Below you will find a set of lines. Repeat them all exactly.

(Data entries)
"""

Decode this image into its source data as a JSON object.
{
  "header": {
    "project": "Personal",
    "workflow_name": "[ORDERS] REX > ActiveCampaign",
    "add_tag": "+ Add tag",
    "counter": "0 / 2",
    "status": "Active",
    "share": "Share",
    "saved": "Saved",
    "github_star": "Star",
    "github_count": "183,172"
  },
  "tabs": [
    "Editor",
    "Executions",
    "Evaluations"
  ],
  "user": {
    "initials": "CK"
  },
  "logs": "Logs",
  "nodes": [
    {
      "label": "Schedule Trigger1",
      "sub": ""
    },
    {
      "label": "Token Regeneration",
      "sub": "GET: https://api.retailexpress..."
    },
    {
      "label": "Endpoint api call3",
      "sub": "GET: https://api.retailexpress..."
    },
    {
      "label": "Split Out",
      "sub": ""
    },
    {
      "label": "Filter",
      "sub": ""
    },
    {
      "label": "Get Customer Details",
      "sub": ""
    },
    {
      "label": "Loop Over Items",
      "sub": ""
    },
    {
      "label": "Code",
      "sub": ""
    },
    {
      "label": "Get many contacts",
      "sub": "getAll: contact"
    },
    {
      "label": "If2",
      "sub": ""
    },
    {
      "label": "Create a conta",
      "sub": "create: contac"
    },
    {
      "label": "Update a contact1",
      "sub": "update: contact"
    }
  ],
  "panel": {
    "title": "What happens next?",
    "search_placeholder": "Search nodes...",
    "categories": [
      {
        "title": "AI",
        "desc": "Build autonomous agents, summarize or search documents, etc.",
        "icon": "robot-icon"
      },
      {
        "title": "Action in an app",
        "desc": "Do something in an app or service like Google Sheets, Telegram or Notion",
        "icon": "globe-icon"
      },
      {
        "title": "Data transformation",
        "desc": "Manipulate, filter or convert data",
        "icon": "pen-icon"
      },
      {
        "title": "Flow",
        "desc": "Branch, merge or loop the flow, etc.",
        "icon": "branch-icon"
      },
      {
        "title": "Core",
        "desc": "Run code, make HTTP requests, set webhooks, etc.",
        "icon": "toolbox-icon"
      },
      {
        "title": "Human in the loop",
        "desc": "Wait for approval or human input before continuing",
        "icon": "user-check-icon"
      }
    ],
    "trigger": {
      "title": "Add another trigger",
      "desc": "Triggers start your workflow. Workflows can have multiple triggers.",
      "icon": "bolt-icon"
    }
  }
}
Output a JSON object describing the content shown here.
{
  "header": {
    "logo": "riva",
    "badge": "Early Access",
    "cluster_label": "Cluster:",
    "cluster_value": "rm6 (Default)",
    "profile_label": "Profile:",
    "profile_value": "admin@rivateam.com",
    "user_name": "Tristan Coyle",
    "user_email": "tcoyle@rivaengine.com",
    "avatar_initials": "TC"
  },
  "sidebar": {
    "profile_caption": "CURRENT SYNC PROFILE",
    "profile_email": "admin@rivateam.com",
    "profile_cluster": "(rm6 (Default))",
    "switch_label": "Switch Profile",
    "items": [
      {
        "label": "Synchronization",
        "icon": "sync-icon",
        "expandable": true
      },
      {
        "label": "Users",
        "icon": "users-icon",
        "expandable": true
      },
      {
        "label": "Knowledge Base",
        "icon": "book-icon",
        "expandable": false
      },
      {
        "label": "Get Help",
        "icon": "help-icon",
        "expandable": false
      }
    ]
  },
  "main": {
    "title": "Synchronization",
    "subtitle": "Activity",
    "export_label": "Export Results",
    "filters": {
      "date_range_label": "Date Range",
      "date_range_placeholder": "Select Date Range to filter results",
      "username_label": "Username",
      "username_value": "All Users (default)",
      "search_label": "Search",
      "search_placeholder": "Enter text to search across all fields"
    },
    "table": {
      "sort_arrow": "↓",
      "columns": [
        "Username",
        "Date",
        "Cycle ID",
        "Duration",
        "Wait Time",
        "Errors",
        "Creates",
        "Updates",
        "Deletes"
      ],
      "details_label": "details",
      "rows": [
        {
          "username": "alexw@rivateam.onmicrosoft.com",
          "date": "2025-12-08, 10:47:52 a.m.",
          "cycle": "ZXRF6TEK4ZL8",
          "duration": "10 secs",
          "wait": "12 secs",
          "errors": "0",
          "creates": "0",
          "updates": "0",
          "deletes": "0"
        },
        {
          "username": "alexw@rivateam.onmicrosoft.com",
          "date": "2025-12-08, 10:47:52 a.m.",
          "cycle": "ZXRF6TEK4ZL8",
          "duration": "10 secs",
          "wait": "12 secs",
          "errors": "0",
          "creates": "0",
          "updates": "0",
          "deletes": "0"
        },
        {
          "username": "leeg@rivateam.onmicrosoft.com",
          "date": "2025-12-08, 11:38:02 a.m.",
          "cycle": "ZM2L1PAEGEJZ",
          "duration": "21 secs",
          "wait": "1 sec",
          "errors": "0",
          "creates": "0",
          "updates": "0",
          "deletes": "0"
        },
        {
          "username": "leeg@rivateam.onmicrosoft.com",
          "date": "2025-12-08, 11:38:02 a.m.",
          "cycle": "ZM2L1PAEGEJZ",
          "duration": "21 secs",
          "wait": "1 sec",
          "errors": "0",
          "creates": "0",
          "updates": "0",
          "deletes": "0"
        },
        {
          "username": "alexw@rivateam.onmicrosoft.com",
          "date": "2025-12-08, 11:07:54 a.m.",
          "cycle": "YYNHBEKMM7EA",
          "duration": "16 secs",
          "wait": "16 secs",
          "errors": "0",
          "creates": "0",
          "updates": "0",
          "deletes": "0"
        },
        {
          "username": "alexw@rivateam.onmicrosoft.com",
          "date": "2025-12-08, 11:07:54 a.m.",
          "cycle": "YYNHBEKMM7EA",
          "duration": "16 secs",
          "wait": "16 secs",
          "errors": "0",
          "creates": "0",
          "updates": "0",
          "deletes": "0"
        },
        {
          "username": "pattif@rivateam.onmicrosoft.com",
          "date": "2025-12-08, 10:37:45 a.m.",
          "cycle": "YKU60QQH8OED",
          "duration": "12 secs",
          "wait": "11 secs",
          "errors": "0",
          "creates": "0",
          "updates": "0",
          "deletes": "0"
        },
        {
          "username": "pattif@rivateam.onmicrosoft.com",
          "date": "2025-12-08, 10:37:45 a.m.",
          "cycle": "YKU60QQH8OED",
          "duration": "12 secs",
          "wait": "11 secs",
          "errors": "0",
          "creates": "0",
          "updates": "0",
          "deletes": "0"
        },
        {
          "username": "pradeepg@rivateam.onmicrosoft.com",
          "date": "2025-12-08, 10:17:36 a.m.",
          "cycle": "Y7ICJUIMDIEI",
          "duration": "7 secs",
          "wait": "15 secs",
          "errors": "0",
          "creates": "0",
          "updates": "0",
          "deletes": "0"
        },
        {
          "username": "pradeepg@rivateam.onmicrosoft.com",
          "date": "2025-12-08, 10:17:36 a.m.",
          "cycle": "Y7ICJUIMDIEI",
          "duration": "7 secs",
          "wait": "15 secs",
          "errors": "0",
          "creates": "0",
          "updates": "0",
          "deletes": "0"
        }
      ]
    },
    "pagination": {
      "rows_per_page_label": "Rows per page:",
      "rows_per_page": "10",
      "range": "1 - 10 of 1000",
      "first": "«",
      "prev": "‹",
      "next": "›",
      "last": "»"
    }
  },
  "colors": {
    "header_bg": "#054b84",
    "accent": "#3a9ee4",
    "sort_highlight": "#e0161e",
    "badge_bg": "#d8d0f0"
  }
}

"""

RESULT OF THE EXERCISE -
Decode this image into its source data as a JSON object.
{
  "header": {
    "project": "Personal",
    "workflow_name": "[ORDERS] REX > ActiveCampaign",
    "add_tag": "+ Add tag",
    "counter": "0 / 2",
    "status": "Active",
    "share": "Share",
    "saved": "Saved",
    "github_star": "Star",
    "github_count": "183,172"
  },
  "tabs": [
    "Editor",
    "Executions",
    "Evaluations"
  ],
  "user": {
    "initials": "CK"
  },
  "logs": "Logs",
  "nodes": [
    {
      "label": "Schedule Trigger1",
      "sub": ""
    },
    {
      "label": "Token Regeneration",
      "sub": "GET: https://api.retailexpress..."
    },
    {
      "label": "Endpoint api call3",
      "sub": "GET: https://api.retailexpress..."
    },
    {
      "label": "Split Out",
      "sub": ""
    },
    {
      "label": "Filter",
      "sub": ""
    },
    {
      "label": "Get Customer Details",
      "sub": ""
    },
    {
      "label": "Loop Over Items",
      "sub": ""
    },
    {
      "label": "Code",
      "sub": ""
    },
    {
      "label": "Get many contacts",
      "sub": "getAll: contact"
    },
    {
      "label": "If2",
      "sub": ""
    },
    {
      "label": "Create a conta",
      "sub": "create: contac"
    },
    {
      "label": "Update a contact1",
      "sub": "update: contact"
    }
  ],
  "panel": {
    "title": "What happens next?",
    "search_placeholder": "Search nodes...",
    "categories": [
      {
        "title": "AI",
        "desc": "Build autonomous agents, summarize or search documents, etc.",
        "icon": "robot-icon"
      },
      {
        "title": "Action in an app",
        "desc": "Do something in an app or service like Google Sheets, Telegram or Notion",
        "icon": "globe-icon"
      },
      {
        "title": "Data transformation",
        "desc": "Manipulate, filter or convert data",
        "icon": "pen-icon"
      },
      {
        "title": "Flow",
        "desc": "Branch, merge or loop the flow, etc.",
        "icon": "branch-icon"
      },
      {
        "title": "Core",
        "desc": "Run code, make HTTP requests, set webhooks, etc.",
        "icon": "toolbox-icon"
      },
      {
        "title": "Human in the loop",
        "desc": "Wait for approval or human input before continuing",
        "icon": "user-check-icon"
      }
    ],
    "trigger": {
      "title": "Add another trigger",
      "desc": "Triggers start your workflow. Workflows can have multiple triggers.",
      "icon": "bolt-icon"
    }
  }
}
Output a JSON object describing the content shown here.
{
  "header": {
    "logo": "riva",
    "badge": "Early Access",
    "cluster_label": "Cluster:",
    "cluster_value": "rm6 (Default)",
    "profile_label": "Profile:",
    "profile_value": "admin@rivateam.com",
    "user_name": "Tristan Coyle",
    "user_email": "tcoyle@rivaengine.com",
    "avatar_initials": "TC"
  },
  "sidebar": {
    "profile_caption": "CURRENT SYNC PROFILE",
    "profile_email": "admin@rivateam.com",
    "profile_cluster": "(rm6 (Default))",
    "switch_label": "Switch Profile",
    "items": [
      {
        "label": "Synchronization",
        "icon": "sync-icon",
        "expandable": true
      },
      {
        "label": "Users",
        "icon": "users-icon",
        "expandable": true
      },
      {
        "label": "Knowledge Base",
        "icon": "book-icon",
        "expandable": false
      },
      {
        "label": "Get Help",
        "icon": "help-icon",
        "expandable": false
      }
    ]
  },
  "main": {
    "title": "Synchronization",
    "subtitle": "Activity",
    "export_label": "Export Results",
    "filters": {
      "date_range_label": "Date Range",
      "date_range_placeholder": "Select Date Range to filter results",
      "username_label": "Username",
      "username_value": "All Users (default)",
      "search_label": "Search",
      "search_placeholder": "Enter text to search across all fields"
    },
    "table": {
      "sort_arrow": "↓",
      "columns": [
        "Username",
        "Date",
        "Cycle ID",
        "Duration",
        "Wait Time",
        "Errors",
        "Creates",
        "Updates",
        "Deletes"
      ],
      "details_label": "details",
      "rows": [
        {
          "username": "alexw@rivateam.onmicrosoft.com",
          "date": "2025-12-08, 10:47:52 a.m.",
          "cycle": "ZXRF6TEK4ZL8",
          "duration": "10 secs",
          "wait": "12 secs",
          "errors": "0",
          "creates": "0",
          "updates": "0",
          "deletes": "0"
        },
        {
          "username": "alexw@rivateam.onmicrosoft.com",
          "date": "2025-12-08, 10:47:52 a.m.",
          "cycle": "ZXRF6TEK4ZL8",
          "duration": "10 secs",
          "wait": "12 secs",
          "errors": "0",
          "creates": "0",
          "updates": "0",
          "deletes": "0"
        },
        {
          "username": "leeg@rivateam.onmicrosoft.com",
          "date": "2025-12-08, 11:38:02 a.m.",
          "cycle": "ZM2L1PAEGEJZ",
          "duration": "21 secs",
          "wait": "1 sec",
          "errors": "0",
          "creates": "0",
          "updates": "0",
          "deletes": "0"
        },
        {
          "username": "leeg@rivateam.onmicrosoft.com",
          "date": "2025-12-08, 11:38:02 a.m.",
          "cycle": "ZM2L1PAEGEJZ",
          "duration": "21 secs",
          "wait": "1 sec",
          "errors": "0",
          "creates": "0",
          "updates": "0",
          "deletes": "0"
        },
        {
          "username": "alexw@rivateam.onmicrosoft.com",
          "date": "2025-12-08, 11:07:54 a.m.",
          "cycle": "YYNHBEKMM7EA",
          "duration": "16 secs",
          "wait": "16 secs",
          "errors": "0",
          "creates": "0",
          "updates": "0",
          "deletes": "0"
        },
        {
          "username": "alexw@rivateam.onmicrosoft.com",
          "date": "2025-12-08, 11:07:54 a.m.",
          "cycle": "YYNHBEKMM7EA",
          "duration": "16 secs",
          "wait": "16 secs",
          "errors": "0",
          "creates": "0",
          "updates": "0",
          "deletes": "0"
        },
        {
          "username": "pattif@rivateam.onmicrosoft.com",
          "date": "2025-12-08, 10:37:45 a.m.",
          "cycle": "YKU60QQH8OED",
          "duration": "12 secs",
          "wait": "11 secs",
          "errors": "0",
          "creates": "0",
          "updates": "0",
          "deletes": "0"
        },
        {
          "username": "pattif@rivateam.onmicrosoft.com",
          "date": "2025-12-08, 10:37:45 a.m.",
          "cycle": "YKU60QQH8OED",
          "duration": "12 secs",
          "wait": "11 secs",
          "errors": "0",
          "creates": "0",
          "updates": "0",
          "deletes": "0"
        },
        {
          "username": "pradeepg@rivateam.onmicrosoft.com",
          "date": "2025-12-08, 10:17:36 a.m.",
          "cycle": "Y7ICJUIMDIEI",
          "duration": "7 secs",
          "wait": "15 secs",
          "errors": "0",
          "creates": "0",
          "updates": "0",
          "deletes": "0"
        },
        {
          "username": "pradeepg@rivateam.onmicrosoft.com",
          "date": "2025-12-08, 10:17:36 a.m.",
          "cycle": "Y7ICJUIMDIEI",
          "duration": "7 secs",
          "wait": "15 secs",
          "errors": "0",
          "creates": "0",
          "updates": "0",
          "deletes": "0"
        }
      ]
    },
    "pagination": {
      "rows_per_page_label": "Rows per page:",
      "rows_per_page": "10",
      "range": "1 - 10 of 1000",
      "first": "«",
      "prev": "‹",
      "next": "›",
      "last": "»"
    }
  },
  "colors": {
    "header_bg": "#054b84",
    "accent": "#3a9ee4",
    "sort_highlight": "#e0161e",
    "badge_bg": "#d8d0f0"
  }
}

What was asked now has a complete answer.